TASK TO COMPLETE
Using the string "contiene" as the key, pull each matching line out of the records below.

*** Opening of INFORMATION SUPPLIED ***

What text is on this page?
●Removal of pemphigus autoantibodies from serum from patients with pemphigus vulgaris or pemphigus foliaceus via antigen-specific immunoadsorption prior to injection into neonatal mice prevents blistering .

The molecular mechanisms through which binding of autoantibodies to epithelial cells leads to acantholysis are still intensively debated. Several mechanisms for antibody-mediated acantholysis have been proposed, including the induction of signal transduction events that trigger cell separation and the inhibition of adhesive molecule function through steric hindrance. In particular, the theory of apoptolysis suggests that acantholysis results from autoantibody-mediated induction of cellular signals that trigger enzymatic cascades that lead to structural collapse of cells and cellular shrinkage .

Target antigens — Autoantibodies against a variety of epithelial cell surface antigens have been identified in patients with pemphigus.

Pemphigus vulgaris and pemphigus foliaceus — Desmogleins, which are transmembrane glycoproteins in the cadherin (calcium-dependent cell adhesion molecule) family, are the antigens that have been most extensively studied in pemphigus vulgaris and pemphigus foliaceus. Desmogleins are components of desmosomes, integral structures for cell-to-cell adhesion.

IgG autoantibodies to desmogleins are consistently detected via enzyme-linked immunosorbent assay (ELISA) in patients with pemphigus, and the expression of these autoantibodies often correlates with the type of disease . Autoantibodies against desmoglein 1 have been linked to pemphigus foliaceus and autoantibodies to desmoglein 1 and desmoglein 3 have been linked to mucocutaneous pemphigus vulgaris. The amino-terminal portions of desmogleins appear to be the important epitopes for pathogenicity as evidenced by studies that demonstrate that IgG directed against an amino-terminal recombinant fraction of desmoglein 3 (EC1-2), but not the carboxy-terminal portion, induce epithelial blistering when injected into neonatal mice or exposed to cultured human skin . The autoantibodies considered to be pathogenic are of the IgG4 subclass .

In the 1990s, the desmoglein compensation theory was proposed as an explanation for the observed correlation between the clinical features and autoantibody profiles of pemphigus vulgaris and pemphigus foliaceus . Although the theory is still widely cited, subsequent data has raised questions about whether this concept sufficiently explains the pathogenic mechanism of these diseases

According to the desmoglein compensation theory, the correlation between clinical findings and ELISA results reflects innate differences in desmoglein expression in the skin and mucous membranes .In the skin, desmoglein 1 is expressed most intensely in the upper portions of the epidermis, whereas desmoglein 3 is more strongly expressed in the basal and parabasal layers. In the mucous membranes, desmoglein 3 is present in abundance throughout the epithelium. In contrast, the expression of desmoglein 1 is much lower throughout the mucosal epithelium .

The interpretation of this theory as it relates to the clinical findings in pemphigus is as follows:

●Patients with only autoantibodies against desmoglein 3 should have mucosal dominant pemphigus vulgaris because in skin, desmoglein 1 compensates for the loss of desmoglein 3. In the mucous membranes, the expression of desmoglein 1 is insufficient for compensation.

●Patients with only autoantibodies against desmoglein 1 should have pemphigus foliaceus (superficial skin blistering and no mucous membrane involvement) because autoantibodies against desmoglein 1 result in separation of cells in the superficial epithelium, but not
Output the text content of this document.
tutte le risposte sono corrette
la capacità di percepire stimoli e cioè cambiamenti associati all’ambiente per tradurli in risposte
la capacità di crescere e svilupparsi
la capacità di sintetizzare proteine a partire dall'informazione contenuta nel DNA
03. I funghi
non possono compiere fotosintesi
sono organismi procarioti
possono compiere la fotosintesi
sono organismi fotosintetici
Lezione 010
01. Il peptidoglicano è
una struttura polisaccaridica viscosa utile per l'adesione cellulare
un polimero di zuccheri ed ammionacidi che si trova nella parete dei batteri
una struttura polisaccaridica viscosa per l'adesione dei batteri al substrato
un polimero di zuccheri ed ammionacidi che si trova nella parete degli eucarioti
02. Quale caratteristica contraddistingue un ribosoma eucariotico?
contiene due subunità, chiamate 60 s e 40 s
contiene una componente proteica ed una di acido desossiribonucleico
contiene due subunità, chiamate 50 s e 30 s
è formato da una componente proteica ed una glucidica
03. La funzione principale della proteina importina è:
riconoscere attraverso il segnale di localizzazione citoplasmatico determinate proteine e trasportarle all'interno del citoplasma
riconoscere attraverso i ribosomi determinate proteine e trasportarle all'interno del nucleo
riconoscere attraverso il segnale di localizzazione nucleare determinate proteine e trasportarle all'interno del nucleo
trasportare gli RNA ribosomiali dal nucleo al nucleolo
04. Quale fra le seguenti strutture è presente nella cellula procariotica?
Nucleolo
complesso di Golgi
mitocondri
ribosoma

*** Close of INFORMATION SUPPLIED ***

PROBLEM SOLUTION
contiene due subunità, chiamate 60 s e 40 s
contiene una componente proteica ed una di acido desossiribonucleico
contiene due subunità, chiamate 50 s e 30 s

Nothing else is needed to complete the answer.